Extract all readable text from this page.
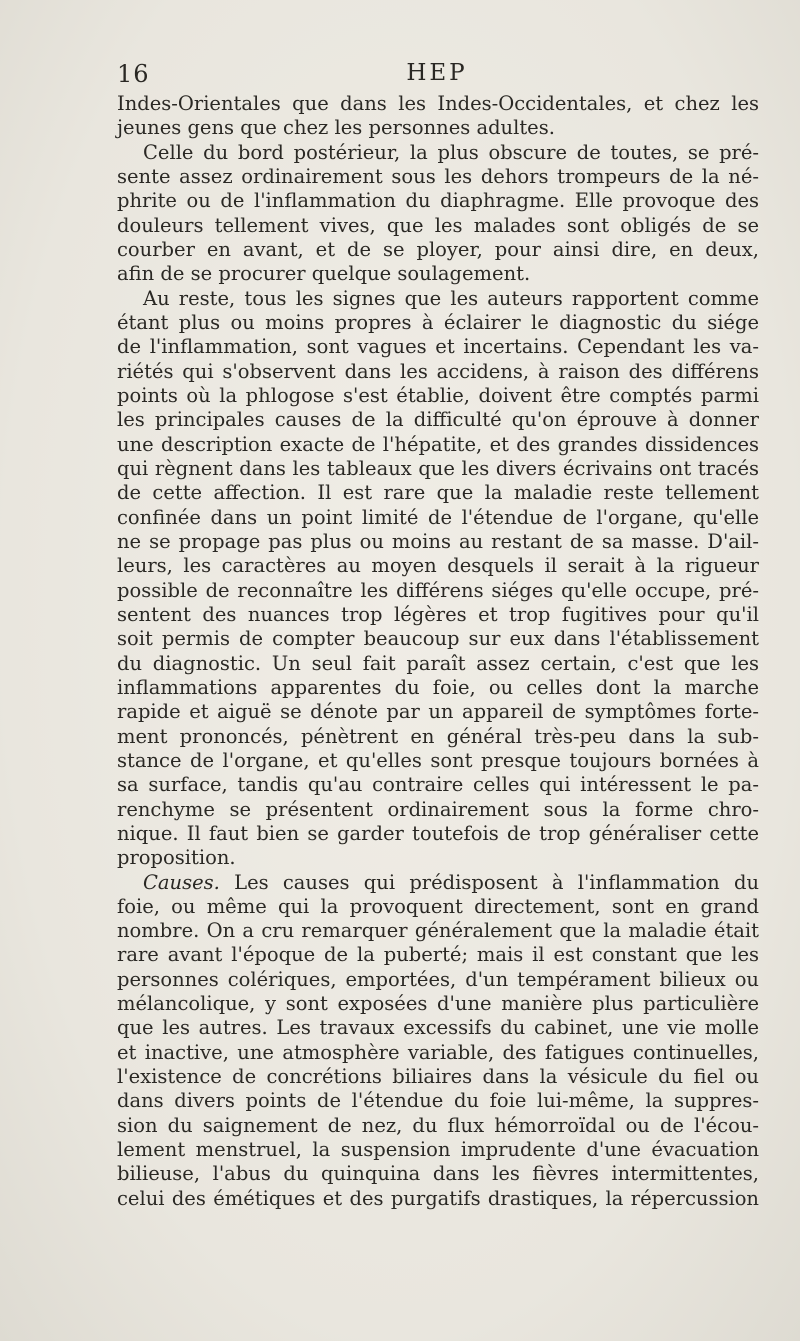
16	HEP
Indes-Orientales que dans les Indes-Occidentales, et chez les
jeunes gens que chez les personnes adultes.
Celle du bord postérieur, la plus obscure de toutes, se pré-
sente assez ordinairement sous les dehors trompeurs de la né-
phrite ou de l'inflammation du diaphragme. Elle provoque des
douleurs tellement vives, que les malades sont obligés de se
courber en avant, et de se ployer, pour ainsi dire, en deux,
afin de se procurer quelque soulagement.
Au reste, tous les signes que les auteurs rapportent comme
étant plus ou moins propres à éclairer le diagnostic du siége
de l'inflammation, sont vagues et incertains. Cependant les va-
riétés qui s'observent dans les accidens, à raison des différens
points où la phlogose s'est établie, doivent être comptés parmi
les principales causes de la difficulté qu'on éprouve à donner
une description exacte de l'hépatite, et des grandes dissidences
qui règnent dans les tableaux que les divers écrivains ont tracés
de cette affection. Il est rare que la maladie reste tellement
confinée dans un point limité de l'étendue de l'organe, qu'elle
ne se propage pas plus ou moins au restant de sa masse. D'ail-
leurs, les caractères au moyen desquels il serait à la rigueur
possible de reconnaître les différens siéges qu'elle occupe, pré-
sentent des nuances trop légères et trop fugitives pour qu'il
soit permis de compter beaucoup sur eux dans l'établissement
du diagnostic. Un seul fait paraît assez certain, c'est que les
inflammations apparentes du foie, ou celles dont la marche
rapide et aiguë se dénote par un appareil de symptômes forte-
ment prononcés, pénètrent en général très-peu dans la sub-
stance de l'organe, et qu'elles sont presque toujours bornées à
sa surface, tandis qu'au contraire celles qui intéressent le pa-
renchyme se présentent ordinairement sous la forme chro-
nique. Il faut bien se garder toutefois de trop généraliser cette
proposition.
Causes. Les causes qui prédisposent à l'inflammation du
foie, ou même qui la provoquent directement, sont en grand
nombre. On a cru remarquer généralement que la maladie était
rare avant l'époque de la puberté; mais il est constant que les
personnes colériques, emportées, d'un tempérament bilieux ou
mélancolique, y sont exposées d'une manière plus particulière
que les autres. Les travaux excessifs du cabinet, une vie molle
et inactive, une atmosphère variable, des fatigues continuelles,
l'existence de concrétions biliaires dans la vésicule du fiel ou
dans divers points de l'étendue du foie lui-même, la suppres-
sion du saignement de nez, du flux hémorroïdal ou de l'écou-
lement menstruel, la suspension imprudente d'une évacuation
bilieuse, l'abus du quinquina dans les fièvres intermittentes,
celui des émétiques et des purgatifs drastiques, la répercussion
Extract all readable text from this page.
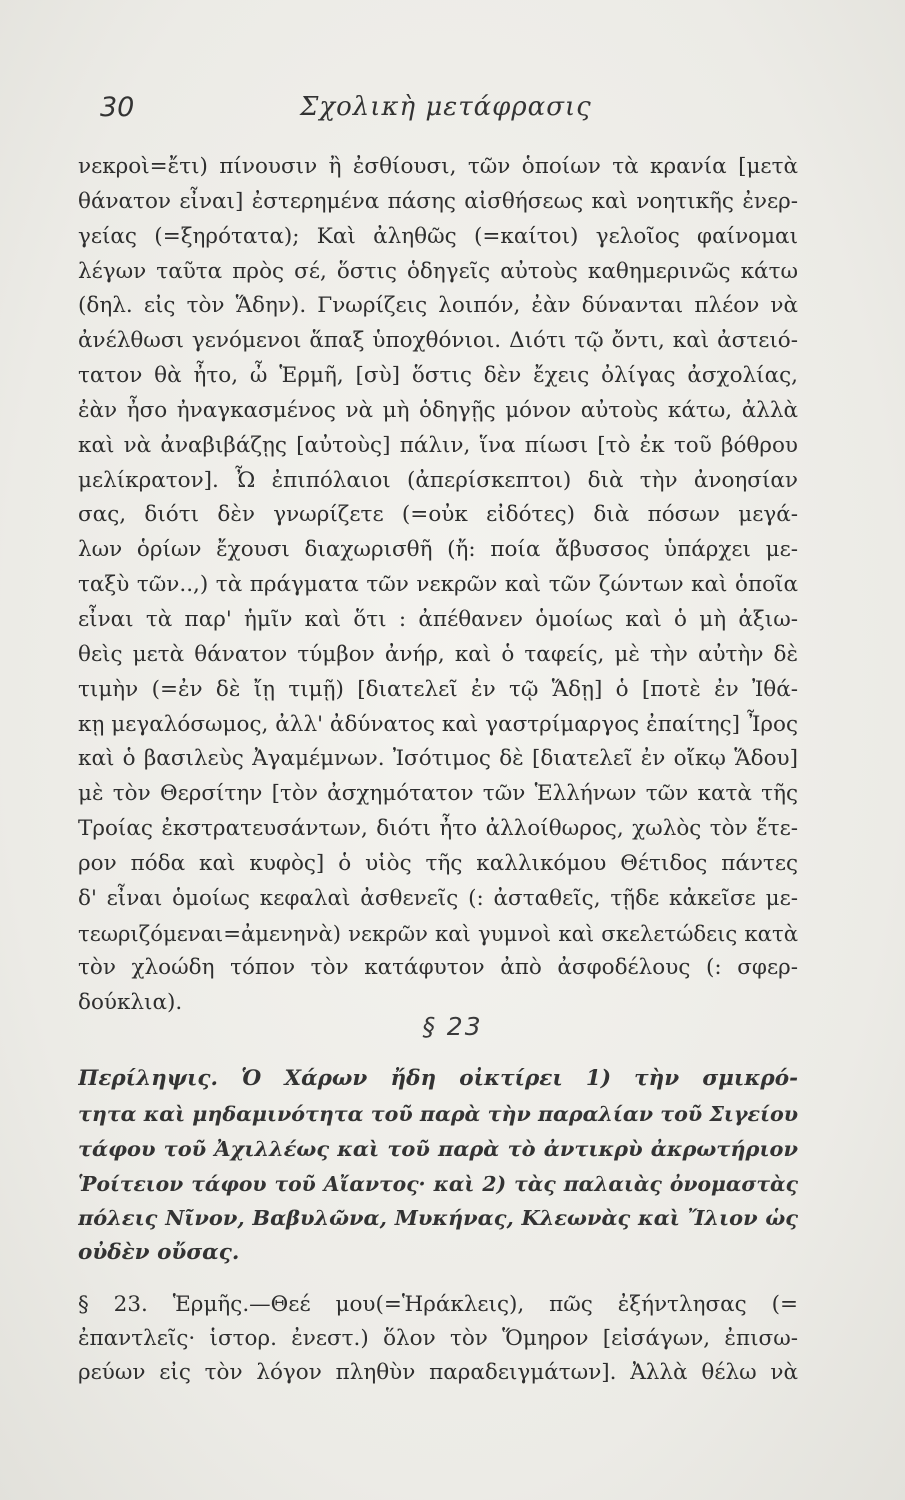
30	Σχολικὴ μετάφρασις
νεκροὶ=ἔτι) πίνουσιν ἢ ἐσθίουσι, τῶν ὁποίων τὰ κρανία [μετὰ
θάνατον εἶναι] ἐστερημένα πάσης αἰσθήσεως καὶ νοητικῆς ἐνερ-
γείας (=ξηρότατα); Καὶ ἀληθῶς (=καίτοι) γελοῖος φαίνομαι
λέγων ταῦτα πρὸς σέ, ὅστις ὁδηγεῖς αὐτοὺς καθημερινῶς κάτω
(δηλ. εἰς τὸν Ἅδην). Γνωρίζεις λοιπόν, ἐὰν δύνανται πλέον νὰ
ἀνέλθωσι γενόμενοι ἅπαξ ὑποχθόνιοι. Διότι τῷ ὄντι, καὶ ἀστειό-
τατον θὰ ἦτο, ὦ Ἑρμῆ, [σὺ] ὅστις δὲν ἔχεις ὀλίγας ἀσχολίας,
ἐὰν ἦσο ἠναγκασμένος νὰ μὴ ὁδηγῇς μόνον αὐτοὺς κάτω, ἀλλὰ
καὶ νὰ ἀναβιβάζῃς [αὐτοὺς] πάλιν, ἵνα πίωσι [τὸ ἐκ τοῦ βόθρου
μελίκρατον]. Ὦ ἐπιπόλαιοι (ἀπερίσκεπτοι) διὰ τὴν ἀνοησίαν
σας, διότι δὲν γνωρίζετε (=οὐκ εἰδότες) διὰ πόσων μεγά-
λων ὁρίων ἔχουσι διαχωρισθῆ (ἤ: ποία ἄβυσσος ὑπάρχει με-
ταξὺ τῶν..,) τὰ πράγματα τῶν νεκρῶν καὶ τῶν ζώντων καὶ ὁποῖα
εἶναι τὰ παρ' ἡμῖν καὶ ὅτι : ἀπέθανεν ὁμοίως καὶ ὁ μὴ ἀξιω-
θεὶς μετὰ θάνατον τύμβον ἀνήρ, καὶ ὁ ταφείς, μὲ τὴν αὐτὴν δὲ
τιμὴν (=ἐν δὲ ἴῃ τιμῇ) [διατελεῖ ἐν τῷ Ἅδῃ] ὁ [ποτὲ ἐν Ἰθά-
κῃ μεγαλόσωμος, ἀλλ' ἀδύνατος καὶ γαστρίμαργος ἐπαίτης] Ἶρος
καὶ ὁ βασιλεὺς Ἀγαμέμνων. Ἰσότιμος δὲ [διατελεῖ ἐν οἴκῳ Ἅδου]
μὲ τὸν Θερσίτην [τὸν ἀσχημότατον τῶν Ἑλλήνων τῶν κατὰ τῆς
Τροίας ἐκστρατευσάντων, διότι ἦτο ἀλλοίθωρος, χωλὸς τὸν ἕτε-
ρον πόδα καὶ κυφὸς] ὁ υἱὸς τῆς καλλικόμου Θέτιδος πάντες
δ' εἶναι ὁμοίως κεφαλαὶ ἀσθενεῖς (: ἀσταθεῖς, τῇδε κἀκεῖσε με-
τεωριζόμεναι=ἀμενηνὰ) νεκρῶν καὶ γυμνοὶ καὶ σκελετώδεις κατὰ
τὸν χλοώδη τόπον τὸν κατάφυτον ἀπὸ ἀσφοδέλους (: σφερ-
δούκλια).
§ 23
Περίληψις. Ὁ Χάρων ἤδη οἰκτίρει 1) τὴν σμικρό-
τητα καὶ μηδαμινότητα τοῦ παρὰ τὴν παραλίαν τοῦ Σιγείου
τάφου τοῦ Ἀχιλλέως καὶ τοῦ παρὰ τὸ ἀντικρὺ ἀκρωτήριον
Ῥοίτειον τάφου τοῦ Αἴαντος· καὶ 2) τὰς παλαιὰς ὀνομαστὰς
πόλεις Νῖνον, Βαβυλῶνα, Μυκήνας, Κλεωνὰς καὶ Ἴλιον ὡς
οὐδὲν οὔσας.
§ 23. Ἑρμῆς.—Θεέ μου(=Ἡράκλεις), πῶς ἐξήντλησας (=
ἐπαντλεῖς· ἱστορ. ἐνεστ.) ὅλον τὸν Ὅμηρον [εἰσάγων, ἐπισω-
ρεύων εἰς τὸν λόγον πληθὺν παραδειγμάτων]. Ἀλλὰ θέλω νὰ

※ ※ ※

EXERCISE GOAL
Without the pictures, retype the whole of the material above exactly.

EXERCISE SOLUTION
Extract all readable text from this page.
16	HEP
Indes-Orientales que dans les Indes-Occidentales, et chez les
jeunes gens que chez les personnes adultes.
Celle du bord postérieur, la plus obscure de toutes, se pré-
sente assez ordinairement sous les dehors trompeurs de la né-
phrite ou de l'inflammation du diaphragme. Elle provoque des
douleurs tellement vives, que les malades sont obligés de se
courber en avant, et de se ployer, pour ainsi dire, en deux,
afin de se procurer quelque soulagement.
Au reste, tous les signes que les auteurs rapportent comme
étant plus ou moins propres à éclairer le diagnostic du siége
de l'inflammation, sont vagues et incertains. Cependant les va-
riétés qui s'observent dans les accidens, à raison des différens
points où la phlogose s'est établie, doivent être comptés parmi
les principales causes de la difficulté qu'on éprouve à donner
une description exacte de l'hépatite, et des grandes dissidences
qui règnent dans les tableaux que les divers écrivains ont tracés
de cette affection. Il est rare que la maladie reste tellement
confinée dans un point limité de l'étendue de l'organe, qu'elle
ne se propage pas plus ou moins au restant de sa masse. D'ail-
leurs, les caractères au moyen desquels il serait à la rigueur
possible de reconnaître les différens siéges qu'elle occupe, pré-
sentent des nuances trop légères et trop fugitives pour qu'il
soit permis de compter beaucoup sur eux dans l'établissement
du diagnostic. Un seul fait paraît assez certain, c'est que les
inflammations apparentes du foie, ou celles dont la marche
rapide et aiguë se dénote par un appareil de symptômes forte-
ment prononcés, pénètrent en général très-peu dans la sub-
stance de l'organe, et qu'elles sont presque toujours bornées à
sa surface, tandis qu'au contraire celles qui intéressent le pa-
renchyme se présentent ordinairement sous la forme chro-
nique. Il faut bien se garder toutefois de trop généraliser cette
proposition.
Causes. Les causes qui prédisposent à l'inflammation du
foie, ou même qui la provoquent directement, sont en grand
nombre. On a cru remarquer généralement que la maladie était
rare avant l'époque de la puberté; mais il est constant que les
personnes colériques, emportées, d'un tempérament bilieux ou
mélancolique, y sont exposées d'une manière plus particulière
que les autres. Les travaux excessifs du cabinet, une vie molle
et inactive, une atmosphère variable, des fatigues continuelles,
l'existence de concrétions biliaires dans la vésicule du fiel ou
dans divers points de l'étendue du foie lui-même, la suppres-
sion du saignement de nez, du flux hémorroïdal ou de l'écou-
lement menstruel, la suspension imprudente d'une évacuation
bilieuse, l'abus du quinquina dans les fièvres intermittentes,
celui des émétiques et des purgatifs drastiques, la répercussion
Extract all readable text from this page.
30	Σχολικὴ μετάφρασις
νεκροὶ=ἔτι) πίνουσιν ἢ ἐσθίουσι, τῶν ὁποίων τὰ κρανία [μετὰ
θάνατον εἶναι] ἐστερημένα πάσης αἰσθήσεως καὶ νοητικῆς ἐνερ-
γείας (=ξηρότατα); Καὶ ἀληθῶς (=καίτοι) γελοῖος φαίνομαι
λέγων ταῦτα πρὸς σέ, ὅστις ὁδηγεῖς αὐτοὺς καθημερινῶς κάτω
(δηλ. εἰς τὸν Ἅδην). Γνωρίζεις λοιπόν, ἐὰν δύνανται πλέον νὰ
ἀνέλθωσι γενόμενοι ἅπαξ ὑποχθόνιοι. Διότι τῷ ὄντι, καὶ ἀστειό-
τατον θὰ ἦτο, ὦ Ἑρμῆ, [σὺ] ὅστις δὲν ἔχεις ὀλίγας ἀσχολίας,
ἐὰν ἦσο ἠναγκασμένος νὰ μὴ ὁδηγῇς μόνον αὐτοὺς κάτω, ἀλλὰ
καὶ νὰ ἀναβιβάζῃς [αὐτοὺς] πάλιν, ἵνα πίωσι [τὸ ἐκ τοῦ βόθρου
μελίκρατον]. Ὦ ἐπιπόλαιοι (ἀπερίσκεπτοι) διὰ τὴν ἀνοησίαν
σας, διότι δὲν γνωρίζετε (=οὐκ εἰδότες) διὰ πόσων μεγά-
λων ὁρίων ἔχουσι διαχωρισθῆ (ἤ: ποία ἄβυσσος ὑπάρχει με-
ταξὺ τῶν..,) τὰ πράγματα τῶν νεκρῶν καὶ τῶν ζώντων καὶ ὁποῖα
εἶναι τὰ παρ' ἡμῖν καὶ ὅτι : ἀπέθανεν ὁμοίως καὶ ὁ μὴ ἀξιω-
θεὶς μετὰ θάνατον τύμβον ἀνήρ, καὶ ὁ ταφείς, μὲ τὴν αὐτὴν δὲ
τιμὴν (=ἐν δὲ ἴῃ τιμῇ) [διατελεῖ ἐν τῷ Ἅδῃ] ὁ [ποτὲ ἐν Ἰθά-
κῃ μεγαλόσωμος, ἀλλ' ἀδύνατος καὶ γαστρίμαργος ἐπαίτης] Ἶρος
καὶ ὁ βασιλεὺς Ἀγαμέμνων. Ἰσότιμος δὲ [διατελεῖ ἐν οἴκῳ Ἅδου]
μὲ τὸν Θερσίτην [τὸν ἀσχημότατον τῶν Ἑλλήνων τῶν κατὰ τῆς
Τροίας ἐκστρατευσάντων, διότι ἦτο ἀλλοίθωρος, χωλὸς τὸν ἕτε-
ρον πόδα καὶ κυφὸς] ὁ υἱὸς τῆς καλλικόμου Θέτιδος πάντες
δ' εἶναι ὁμοίως κεφαλαὶ ἀσθενεῖς (: ἀσταθεῖς, τῇδε κἀκεῖσε με-
τεωριζόμεναι=ἀμενηνὰ) νεκρῶν καὶ γυμνοὶ καὶ σκελετώδεις κατὰ
τὸν χλοώδη τόπον τὸν κατάφυτον ἀπὸ ἀσφοδέλους (: σφερ-
δούκλια).
§ 23
Περίληψις. Ὁ Χάρων ἤδη οἰκτίρει 1) τὴν σμικρό-
τητα καὶ μηδαμινότητα τοῦ παρὰ τὴν παραλίαν τοῦ Σιγείου
τάφου τοῦ Ἀχιλλέως καὶ τοῦ παρὰ τὸ ἀντικρὺ ἀκρωτήριον
Ῥοίτειον τάφου τοῦ Αἴαντος· καὶ 2) τὰς παλαιὰς ὀνομαστὰς
πόλεις Νῖνον, Βαβυλῶνα, Μυκήνας, Κλεωνὰς καὶ Ἴλιον ὡς
οὐδὲν οὔσας.
§ 23. Ἑρμῆς.—Θεέ μου(=Ἡράκλεις), πῶς ἐξήντλησας (=
ἐπαντλεῖς· ἱστορ. ἐνεστ.) ὅλον τὸν Ὅμηρον [εἰσάγων, ἐπισω-
ρεύων εἰς τὸν λόγον πληθὺν παραδειγμάτων]. Ἀλλὰ θέλω νὰ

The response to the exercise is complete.